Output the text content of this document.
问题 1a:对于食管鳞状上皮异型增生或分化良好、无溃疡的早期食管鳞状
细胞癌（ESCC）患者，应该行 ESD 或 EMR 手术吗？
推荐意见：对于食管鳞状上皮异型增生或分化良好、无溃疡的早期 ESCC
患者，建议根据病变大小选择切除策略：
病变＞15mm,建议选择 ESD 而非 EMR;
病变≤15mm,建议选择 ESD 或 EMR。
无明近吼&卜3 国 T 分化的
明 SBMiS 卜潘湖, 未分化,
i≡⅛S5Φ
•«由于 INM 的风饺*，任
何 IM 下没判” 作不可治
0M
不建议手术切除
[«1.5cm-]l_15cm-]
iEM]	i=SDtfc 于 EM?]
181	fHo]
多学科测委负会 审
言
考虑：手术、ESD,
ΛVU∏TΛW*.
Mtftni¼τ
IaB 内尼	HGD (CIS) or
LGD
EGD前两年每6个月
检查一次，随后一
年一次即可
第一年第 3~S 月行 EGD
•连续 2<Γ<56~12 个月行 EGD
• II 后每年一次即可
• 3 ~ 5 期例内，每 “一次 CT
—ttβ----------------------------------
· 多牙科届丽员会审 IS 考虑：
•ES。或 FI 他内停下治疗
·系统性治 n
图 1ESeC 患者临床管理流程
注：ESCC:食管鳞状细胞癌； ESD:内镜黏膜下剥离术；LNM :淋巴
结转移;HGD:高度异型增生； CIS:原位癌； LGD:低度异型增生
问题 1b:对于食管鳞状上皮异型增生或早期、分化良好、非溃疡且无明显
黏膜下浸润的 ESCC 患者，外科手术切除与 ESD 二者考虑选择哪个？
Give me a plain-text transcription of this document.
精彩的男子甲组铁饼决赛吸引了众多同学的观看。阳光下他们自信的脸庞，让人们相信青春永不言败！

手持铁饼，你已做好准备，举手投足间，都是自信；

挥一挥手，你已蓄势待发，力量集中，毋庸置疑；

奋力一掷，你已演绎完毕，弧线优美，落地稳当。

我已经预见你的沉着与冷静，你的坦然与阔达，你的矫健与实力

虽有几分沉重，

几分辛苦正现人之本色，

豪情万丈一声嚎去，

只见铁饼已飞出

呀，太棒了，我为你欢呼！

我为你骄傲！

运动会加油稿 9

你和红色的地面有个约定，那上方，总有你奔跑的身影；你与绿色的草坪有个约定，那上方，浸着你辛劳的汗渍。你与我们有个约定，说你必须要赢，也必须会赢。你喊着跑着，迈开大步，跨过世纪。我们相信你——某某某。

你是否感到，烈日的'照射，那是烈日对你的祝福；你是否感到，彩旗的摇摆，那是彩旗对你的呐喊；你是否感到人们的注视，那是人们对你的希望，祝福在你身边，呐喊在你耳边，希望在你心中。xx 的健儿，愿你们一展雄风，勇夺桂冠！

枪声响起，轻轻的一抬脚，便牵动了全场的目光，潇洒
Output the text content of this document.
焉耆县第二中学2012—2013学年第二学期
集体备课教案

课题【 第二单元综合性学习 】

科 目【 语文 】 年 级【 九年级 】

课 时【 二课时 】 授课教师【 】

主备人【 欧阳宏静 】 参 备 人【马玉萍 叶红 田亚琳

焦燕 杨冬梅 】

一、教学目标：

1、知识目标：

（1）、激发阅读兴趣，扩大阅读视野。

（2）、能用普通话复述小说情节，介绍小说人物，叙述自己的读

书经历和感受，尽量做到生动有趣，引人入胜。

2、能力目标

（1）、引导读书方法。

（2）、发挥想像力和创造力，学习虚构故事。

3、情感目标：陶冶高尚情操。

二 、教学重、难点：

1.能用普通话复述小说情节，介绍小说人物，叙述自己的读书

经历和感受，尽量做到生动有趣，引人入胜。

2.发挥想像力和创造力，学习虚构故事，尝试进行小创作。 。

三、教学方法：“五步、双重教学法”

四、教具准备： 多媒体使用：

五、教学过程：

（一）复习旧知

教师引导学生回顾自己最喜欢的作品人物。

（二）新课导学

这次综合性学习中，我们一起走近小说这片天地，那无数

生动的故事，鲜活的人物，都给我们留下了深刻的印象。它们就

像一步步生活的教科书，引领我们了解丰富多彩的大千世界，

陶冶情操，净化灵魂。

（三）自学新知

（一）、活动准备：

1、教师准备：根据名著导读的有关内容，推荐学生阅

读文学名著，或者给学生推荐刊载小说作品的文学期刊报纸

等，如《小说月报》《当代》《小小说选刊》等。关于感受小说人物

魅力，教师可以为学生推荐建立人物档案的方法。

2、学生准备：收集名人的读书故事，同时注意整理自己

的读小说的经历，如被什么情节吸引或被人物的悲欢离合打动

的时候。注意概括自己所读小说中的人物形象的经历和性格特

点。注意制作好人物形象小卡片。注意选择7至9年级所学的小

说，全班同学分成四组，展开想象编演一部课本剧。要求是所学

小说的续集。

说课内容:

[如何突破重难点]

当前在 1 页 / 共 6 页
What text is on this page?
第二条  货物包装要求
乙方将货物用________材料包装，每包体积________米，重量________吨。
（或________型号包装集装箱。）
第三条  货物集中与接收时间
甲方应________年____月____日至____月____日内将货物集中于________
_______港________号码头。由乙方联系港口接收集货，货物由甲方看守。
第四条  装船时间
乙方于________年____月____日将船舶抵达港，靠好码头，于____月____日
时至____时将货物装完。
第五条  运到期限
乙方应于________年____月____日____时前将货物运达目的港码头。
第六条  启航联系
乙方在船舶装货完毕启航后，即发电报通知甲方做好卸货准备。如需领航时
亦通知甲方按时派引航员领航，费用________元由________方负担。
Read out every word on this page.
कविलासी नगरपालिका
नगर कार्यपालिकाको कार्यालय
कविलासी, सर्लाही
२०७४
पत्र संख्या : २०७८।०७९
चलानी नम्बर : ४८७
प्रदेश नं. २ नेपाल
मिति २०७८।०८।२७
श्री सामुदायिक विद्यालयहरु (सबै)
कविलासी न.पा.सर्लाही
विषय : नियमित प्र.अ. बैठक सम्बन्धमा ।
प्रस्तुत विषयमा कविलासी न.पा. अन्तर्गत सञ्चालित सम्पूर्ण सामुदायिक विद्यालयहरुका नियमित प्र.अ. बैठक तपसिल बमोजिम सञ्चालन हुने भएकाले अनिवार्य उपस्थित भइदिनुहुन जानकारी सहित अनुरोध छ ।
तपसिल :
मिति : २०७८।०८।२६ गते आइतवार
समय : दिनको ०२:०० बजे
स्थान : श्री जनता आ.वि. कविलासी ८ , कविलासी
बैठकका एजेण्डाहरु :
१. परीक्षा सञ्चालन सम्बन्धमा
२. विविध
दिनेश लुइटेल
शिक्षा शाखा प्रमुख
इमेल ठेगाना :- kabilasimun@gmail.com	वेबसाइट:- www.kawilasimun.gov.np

■ ■ ■ ■ ■

## WRITTEN PROBLEM
Copy all lines from the entries that contain the word "page".

## OUTPUT FOR THIS EXERCISE
What text is on this page?
Read out every word on this page.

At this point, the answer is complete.